• [WHAT YOU HAVE TO DO] Copy out the passage on Huntington's disease between "in which these" and "disease is ongoing.", inclusive, renaming "therapies" as "treatments" wherever it occurs.

• [EXERCISE TEXT]

++++++

An affected parent passes either the HD gene or the other working gene to their offspring. There is a 50% (1 in 2) chance at each pregnancy that a child of an affected parent will receive the gene for Huntington’s disease. The age of onset, degree and type of clinical symptoms, as well as rate of progression varies with HD.

During a clinic visit with a neurologist or geneticist it may or may not be possible to clinically determine whether an individual has the HD gene. With increased age and without symptoms the likelihood of having the risk becomes less than 50%. Therefore the risk for passing the gene to children decreases. However, if symptoms begin, and a diagnosis is made, each child of an affected parent has a 50% chance of having the Huntington’s disease gene. Information about the genetics of HD should be shared with children prior to their family planning so that they can receive the most current information.

The gene for Huntington’s disease on the fourth chromosome has been characterised in recent years. The chromosomes is composed of genes and each is composed of a string of molecules called nucleotides. The nucleotides are adenine (A), cytosine (C), guanine (G) and thymine (T). The gene is made up of a series of three nucleotides which form the structure of DNA in the gene. Each gene has its own unique sequence of base pairs. In Huntington’s disease, the DNA sequence, CAG (cytosine – adenine – guanine) is part of this sequence. This sequence may be duplicated many times in individuals up to 26 times in the general population. The duplication of this segment is called a “ trinucleotide repeat

in which these three nucleotides (CAG pattern) are repeated over and over again. Individuals with Huntington disease may have from 40 to over 100 repeated CAG segments. Specific laboratory and clinic evaluations are needed to interpret other repeat levels, which may be referred to as indeterminate, intermediate, non penetrant, or reduced penetrance with meiotic instability. It is not known how this repeated sequence causes Huntington’s disease but research to develop therapies to treat Huntington’s disease is ongoing.

GENETIC TESTING

A variety of genetic testing options may be discussed with the genetics personnel or personnel familiar with genetic testing, during a clinic visit, depending upon information specific to your family and your individual situation. These options might include direct detection of the HD gene on an affected individual and subsequent testing of relatives. The genetic testing of an individual‘s DNA can be obtained from a blood sample. Tissue samples that have been stored or donated for research from extended family members may also be useful in genetic testing. Most genetic testing and analysis should be done before a family member begins a pregnancy. The decision by an individual to undergo genetic testing is an intensely personal decision and can be made only by that person. Friends and family, no matter how fervent their wishes for the person to be tested, can not make that decision for that competent adult.

++++++

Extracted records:

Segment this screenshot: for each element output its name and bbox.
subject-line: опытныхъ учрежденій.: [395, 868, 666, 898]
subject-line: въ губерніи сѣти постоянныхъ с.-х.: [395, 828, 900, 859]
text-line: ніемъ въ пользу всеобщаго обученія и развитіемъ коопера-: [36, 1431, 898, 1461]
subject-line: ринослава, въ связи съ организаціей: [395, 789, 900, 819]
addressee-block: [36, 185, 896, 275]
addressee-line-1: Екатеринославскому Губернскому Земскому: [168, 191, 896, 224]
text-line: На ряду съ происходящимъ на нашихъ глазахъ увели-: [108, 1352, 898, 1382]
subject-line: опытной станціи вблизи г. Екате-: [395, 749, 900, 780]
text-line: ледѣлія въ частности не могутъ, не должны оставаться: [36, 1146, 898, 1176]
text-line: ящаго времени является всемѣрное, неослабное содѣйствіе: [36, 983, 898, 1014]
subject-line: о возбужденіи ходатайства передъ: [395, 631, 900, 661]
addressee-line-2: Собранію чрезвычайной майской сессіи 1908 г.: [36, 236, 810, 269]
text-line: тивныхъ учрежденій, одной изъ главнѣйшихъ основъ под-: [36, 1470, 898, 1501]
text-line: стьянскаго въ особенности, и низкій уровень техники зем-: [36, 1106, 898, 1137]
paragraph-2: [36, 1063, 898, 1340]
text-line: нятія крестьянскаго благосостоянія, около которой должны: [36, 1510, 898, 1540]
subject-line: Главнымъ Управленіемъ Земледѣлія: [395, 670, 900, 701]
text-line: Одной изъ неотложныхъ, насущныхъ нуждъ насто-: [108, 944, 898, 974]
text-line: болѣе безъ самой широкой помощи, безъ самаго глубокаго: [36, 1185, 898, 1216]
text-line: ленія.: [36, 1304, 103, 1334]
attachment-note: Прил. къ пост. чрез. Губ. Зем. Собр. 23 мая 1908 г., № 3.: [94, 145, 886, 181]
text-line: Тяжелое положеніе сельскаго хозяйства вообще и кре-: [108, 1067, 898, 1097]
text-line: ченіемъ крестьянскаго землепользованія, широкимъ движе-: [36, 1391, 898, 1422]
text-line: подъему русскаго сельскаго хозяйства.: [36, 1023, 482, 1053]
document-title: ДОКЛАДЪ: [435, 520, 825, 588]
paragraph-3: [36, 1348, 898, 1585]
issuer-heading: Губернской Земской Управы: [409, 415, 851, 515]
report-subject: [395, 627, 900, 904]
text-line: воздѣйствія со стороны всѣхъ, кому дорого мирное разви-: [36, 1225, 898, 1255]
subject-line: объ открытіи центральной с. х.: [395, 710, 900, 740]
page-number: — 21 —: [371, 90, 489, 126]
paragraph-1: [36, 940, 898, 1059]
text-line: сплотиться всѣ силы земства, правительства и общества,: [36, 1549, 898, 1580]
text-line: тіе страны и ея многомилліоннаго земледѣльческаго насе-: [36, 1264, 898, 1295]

++++++

• [RESPONSE]
in which these three nucleotides (CAG pattern) are repeated over and over again. Individuals with Huntington disease may have from 40 to over 100 repeated CAG segments. Specific laboratory and clinic evaluations are needed to interpret other repeat levels, which may be referred to as indeterminate, intermediate, non penetrant, or reduced penetrance with meiotic instability. It is not known how this repeated sequence causes Huntington’s disease but research to develop treatments to treat Huntington’s disease is ongoing.